• _What is required_
Pick out every line holding the string "xlabel" and copy it.

• _Material for the task_
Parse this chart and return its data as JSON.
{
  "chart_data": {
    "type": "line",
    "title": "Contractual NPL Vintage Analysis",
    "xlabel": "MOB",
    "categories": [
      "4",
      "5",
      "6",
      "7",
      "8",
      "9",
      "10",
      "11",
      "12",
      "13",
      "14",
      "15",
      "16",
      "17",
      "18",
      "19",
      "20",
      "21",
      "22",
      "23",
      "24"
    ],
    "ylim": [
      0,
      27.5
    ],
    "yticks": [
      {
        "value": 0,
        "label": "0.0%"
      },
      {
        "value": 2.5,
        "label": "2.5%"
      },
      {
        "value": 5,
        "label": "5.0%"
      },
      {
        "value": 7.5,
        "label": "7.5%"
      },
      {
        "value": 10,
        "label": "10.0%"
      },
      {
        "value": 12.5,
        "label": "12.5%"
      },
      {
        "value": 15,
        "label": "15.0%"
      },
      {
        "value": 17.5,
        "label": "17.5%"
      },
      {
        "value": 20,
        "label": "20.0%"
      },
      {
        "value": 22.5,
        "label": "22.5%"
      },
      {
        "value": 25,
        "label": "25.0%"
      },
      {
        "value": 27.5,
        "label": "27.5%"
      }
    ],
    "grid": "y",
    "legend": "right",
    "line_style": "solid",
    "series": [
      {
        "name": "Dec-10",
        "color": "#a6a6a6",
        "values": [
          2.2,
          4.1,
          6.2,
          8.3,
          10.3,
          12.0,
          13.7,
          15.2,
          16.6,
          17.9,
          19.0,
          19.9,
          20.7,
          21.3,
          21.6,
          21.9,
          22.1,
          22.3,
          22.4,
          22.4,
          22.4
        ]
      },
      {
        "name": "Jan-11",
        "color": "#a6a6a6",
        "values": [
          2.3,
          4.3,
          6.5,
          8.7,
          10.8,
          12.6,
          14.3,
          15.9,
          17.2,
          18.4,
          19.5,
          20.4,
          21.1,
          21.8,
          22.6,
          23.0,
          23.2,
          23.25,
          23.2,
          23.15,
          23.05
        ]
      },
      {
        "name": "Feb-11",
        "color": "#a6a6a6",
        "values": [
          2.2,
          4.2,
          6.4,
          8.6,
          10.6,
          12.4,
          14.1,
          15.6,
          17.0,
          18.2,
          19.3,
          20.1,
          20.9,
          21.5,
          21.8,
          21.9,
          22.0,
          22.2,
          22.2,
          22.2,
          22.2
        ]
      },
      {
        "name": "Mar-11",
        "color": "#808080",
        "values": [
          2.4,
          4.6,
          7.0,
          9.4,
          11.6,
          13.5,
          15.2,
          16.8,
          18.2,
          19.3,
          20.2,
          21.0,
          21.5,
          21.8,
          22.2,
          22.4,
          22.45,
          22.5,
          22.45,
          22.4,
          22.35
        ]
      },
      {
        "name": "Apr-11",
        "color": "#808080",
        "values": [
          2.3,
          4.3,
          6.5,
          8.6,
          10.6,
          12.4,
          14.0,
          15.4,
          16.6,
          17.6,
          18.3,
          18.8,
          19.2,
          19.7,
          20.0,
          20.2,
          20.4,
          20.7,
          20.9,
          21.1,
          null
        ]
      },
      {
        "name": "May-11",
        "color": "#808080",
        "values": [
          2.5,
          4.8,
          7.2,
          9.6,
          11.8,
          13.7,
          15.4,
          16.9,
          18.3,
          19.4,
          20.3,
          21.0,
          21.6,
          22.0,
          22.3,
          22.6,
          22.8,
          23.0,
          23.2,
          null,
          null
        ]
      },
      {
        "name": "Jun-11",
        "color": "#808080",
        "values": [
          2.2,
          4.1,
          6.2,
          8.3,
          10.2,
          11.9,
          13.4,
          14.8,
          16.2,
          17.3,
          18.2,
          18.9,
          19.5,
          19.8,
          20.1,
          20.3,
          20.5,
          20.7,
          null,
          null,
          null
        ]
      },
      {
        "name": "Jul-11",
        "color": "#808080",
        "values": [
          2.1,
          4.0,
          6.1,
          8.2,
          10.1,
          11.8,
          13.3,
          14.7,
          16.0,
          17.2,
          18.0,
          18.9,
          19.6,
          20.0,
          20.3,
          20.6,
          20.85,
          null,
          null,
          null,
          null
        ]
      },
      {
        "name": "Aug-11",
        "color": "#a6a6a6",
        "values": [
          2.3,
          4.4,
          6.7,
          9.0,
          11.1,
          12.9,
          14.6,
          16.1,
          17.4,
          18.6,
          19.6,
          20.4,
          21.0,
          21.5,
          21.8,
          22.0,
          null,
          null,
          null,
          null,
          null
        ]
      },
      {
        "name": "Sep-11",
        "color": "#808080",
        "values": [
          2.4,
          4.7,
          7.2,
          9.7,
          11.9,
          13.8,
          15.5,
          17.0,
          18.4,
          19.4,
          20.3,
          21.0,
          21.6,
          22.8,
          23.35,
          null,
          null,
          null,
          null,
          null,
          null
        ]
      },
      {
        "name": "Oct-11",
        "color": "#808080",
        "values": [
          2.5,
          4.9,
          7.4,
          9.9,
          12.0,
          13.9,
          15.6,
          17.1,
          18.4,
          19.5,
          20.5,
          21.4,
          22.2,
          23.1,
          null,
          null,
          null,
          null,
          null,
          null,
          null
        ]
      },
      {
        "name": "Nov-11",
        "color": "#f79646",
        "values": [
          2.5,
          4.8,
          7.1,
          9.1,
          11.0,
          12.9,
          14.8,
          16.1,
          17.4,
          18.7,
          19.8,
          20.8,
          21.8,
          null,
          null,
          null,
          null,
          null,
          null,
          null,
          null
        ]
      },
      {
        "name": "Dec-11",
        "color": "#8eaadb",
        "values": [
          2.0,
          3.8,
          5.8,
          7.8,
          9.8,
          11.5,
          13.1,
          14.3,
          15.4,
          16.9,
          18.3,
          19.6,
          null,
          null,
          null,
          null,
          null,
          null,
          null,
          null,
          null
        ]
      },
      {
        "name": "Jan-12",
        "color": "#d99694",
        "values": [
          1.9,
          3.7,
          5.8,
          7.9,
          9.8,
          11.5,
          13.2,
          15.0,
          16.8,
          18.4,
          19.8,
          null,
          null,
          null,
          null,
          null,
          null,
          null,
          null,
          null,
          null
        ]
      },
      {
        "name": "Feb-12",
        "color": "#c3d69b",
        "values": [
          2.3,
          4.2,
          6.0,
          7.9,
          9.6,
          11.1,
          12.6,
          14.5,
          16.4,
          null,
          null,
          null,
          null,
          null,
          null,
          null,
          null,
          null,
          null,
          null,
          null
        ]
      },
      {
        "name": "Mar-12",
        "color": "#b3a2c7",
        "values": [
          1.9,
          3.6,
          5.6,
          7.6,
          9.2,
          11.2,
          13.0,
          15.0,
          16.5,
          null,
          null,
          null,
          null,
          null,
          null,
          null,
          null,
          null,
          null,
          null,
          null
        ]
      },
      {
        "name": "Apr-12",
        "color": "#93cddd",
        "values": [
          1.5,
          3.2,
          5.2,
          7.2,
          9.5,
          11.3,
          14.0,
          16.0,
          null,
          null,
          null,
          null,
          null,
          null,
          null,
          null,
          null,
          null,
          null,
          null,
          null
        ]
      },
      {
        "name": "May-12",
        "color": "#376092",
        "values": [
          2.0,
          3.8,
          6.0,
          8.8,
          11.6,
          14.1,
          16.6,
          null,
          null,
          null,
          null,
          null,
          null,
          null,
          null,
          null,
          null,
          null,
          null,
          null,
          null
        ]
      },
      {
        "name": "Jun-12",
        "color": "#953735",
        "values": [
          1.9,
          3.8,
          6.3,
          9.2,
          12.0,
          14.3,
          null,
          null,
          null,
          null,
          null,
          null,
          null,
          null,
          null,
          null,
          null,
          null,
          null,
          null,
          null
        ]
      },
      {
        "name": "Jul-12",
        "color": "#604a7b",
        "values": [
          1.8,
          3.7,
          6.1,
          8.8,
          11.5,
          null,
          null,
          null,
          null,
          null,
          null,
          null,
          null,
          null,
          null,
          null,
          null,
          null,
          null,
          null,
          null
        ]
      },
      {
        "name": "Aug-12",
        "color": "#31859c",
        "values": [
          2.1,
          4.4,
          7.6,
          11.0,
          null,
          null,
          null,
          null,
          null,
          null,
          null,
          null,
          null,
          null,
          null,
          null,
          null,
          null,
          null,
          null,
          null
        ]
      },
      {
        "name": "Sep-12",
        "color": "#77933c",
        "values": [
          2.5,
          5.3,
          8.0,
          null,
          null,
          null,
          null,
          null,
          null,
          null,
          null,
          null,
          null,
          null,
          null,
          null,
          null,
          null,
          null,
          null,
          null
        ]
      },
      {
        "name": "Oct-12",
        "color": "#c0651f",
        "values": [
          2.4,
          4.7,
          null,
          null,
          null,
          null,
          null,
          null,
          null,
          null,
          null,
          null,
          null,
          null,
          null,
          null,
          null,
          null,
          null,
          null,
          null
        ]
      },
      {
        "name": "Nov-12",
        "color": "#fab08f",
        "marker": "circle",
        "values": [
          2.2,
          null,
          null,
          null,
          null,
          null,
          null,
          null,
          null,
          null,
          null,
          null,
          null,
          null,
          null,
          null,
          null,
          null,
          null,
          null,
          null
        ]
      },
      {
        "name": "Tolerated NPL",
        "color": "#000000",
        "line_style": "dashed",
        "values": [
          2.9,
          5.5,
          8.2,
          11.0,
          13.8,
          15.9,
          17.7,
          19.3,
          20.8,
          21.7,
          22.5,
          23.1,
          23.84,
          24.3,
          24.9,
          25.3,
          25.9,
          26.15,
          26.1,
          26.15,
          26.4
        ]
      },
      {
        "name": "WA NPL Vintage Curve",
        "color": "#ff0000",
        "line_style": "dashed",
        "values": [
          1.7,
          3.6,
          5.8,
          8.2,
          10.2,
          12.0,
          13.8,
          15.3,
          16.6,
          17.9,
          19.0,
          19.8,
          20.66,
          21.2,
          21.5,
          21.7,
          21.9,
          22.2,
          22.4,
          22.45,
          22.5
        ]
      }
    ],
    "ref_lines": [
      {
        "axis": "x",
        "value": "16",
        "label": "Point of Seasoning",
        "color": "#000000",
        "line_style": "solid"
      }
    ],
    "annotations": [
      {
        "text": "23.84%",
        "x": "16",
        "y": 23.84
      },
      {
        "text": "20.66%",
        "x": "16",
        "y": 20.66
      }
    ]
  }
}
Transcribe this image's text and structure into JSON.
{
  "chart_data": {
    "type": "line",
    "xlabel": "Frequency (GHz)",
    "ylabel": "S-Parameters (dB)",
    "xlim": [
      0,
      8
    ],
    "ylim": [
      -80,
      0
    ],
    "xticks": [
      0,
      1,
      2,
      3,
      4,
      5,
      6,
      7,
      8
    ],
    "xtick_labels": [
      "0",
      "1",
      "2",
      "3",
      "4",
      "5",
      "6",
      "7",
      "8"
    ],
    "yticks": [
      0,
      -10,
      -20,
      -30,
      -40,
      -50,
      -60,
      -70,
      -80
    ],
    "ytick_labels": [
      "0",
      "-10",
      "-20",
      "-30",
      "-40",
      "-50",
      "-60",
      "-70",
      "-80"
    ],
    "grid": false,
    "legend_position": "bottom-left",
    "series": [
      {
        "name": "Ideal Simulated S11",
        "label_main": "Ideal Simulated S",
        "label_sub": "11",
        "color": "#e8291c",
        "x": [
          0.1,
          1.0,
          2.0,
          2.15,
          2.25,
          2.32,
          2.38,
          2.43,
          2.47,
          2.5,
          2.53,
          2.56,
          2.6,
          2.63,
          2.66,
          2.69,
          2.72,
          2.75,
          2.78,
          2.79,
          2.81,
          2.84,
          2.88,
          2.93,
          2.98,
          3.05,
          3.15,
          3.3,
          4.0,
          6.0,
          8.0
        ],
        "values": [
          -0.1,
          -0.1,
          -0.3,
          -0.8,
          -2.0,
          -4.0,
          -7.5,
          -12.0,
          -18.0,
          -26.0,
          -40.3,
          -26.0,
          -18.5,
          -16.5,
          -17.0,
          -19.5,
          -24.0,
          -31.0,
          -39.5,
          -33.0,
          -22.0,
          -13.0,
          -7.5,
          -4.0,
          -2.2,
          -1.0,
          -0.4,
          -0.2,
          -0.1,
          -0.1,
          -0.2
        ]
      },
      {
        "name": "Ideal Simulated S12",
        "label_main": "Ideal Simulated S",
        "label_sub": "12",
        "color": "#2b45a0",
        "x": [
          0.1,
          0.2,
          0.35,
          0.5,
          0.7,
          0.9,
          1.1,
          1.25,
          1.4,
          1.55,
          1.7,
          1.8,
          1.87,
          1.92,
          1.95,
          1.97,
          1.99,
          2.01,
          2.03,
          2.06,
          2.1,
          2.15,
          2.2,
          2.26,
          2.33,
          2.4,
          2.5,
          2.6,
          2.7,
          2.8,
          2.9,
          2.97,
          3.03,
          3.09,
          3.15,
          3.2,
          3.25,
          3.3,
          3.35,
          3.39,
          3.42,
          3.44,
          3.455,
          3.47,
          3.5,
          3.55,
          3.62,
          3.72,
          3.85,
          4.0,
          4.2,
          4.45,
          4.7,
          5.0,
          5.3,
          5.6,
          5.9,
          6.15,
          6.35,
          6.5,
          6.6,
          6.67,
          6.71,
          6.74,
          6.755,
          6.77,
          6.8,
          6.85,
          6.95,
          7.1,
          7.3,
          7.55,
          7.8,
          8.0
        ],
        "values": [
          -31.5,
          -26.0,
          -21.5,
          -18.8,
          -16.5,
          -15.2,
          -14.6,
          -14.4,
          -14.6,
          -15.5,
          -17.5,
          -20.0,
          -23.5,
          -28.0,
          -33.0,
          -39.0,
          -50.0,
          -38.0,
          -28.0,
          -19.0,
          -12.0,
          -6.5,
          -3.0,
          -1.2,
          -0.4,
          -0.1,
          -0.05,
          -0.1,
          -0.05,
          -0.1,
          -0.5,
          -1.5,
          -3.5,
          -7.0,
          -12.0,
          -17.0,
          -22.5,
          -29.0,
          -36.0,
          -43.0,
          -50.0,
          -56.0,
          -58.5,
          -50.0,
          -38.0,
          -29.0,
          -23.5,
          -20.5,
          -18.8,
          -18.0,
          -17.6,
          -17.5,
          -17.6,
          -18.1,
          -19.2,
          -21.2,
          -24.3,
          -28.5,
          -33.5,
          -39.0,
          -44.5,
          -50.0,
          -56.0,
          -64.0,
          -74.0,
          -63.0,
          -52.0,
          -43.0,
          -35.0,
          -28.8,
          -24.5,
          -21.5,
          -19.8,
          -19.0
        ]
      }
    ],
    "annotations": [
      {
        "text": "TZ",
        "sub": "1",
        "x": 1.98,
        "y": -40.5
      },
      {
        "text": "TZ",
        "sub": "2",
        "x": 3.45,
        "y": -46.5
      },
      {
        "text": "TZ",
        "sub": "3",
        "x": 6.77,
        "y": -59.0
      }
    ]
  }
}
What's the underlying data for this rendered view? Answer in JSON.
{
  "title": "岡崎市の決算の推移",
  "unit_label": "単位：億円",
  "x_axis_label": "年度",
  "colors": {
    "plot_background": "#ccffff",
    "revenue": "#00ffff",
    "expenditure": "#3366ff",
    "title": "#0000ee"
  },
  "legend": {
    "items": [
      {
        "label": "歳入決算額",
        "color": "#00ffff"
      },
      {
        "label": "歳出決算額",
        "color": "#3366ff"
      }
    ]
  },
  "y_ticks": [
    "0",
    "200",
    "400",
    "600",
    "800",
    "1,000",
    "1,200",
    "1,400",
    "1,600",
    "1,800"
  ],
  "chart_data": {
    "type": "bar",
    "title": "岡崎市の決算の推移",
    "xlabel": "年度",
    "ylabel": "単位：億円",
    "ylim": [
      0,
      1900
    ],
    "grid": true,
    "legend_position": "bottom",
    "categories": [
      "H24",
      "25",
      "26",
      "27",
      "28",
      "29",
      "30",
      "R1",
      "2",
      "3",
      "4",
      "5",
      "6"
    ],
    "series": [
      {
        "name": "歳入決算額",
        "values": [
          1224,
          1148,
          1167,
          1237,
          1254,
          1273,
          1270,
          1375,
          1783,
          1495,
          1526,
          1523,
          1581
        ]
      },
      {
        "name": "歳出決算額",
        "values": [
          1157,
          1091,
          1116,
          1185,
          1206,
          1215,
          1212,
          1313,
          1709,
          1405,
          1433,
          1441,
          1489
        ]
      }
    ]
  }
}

• _Solved exercise_
    "xlabel": "MOB",
    "xlabel": "Frequency (GHz)",
    "xlabel": "年度",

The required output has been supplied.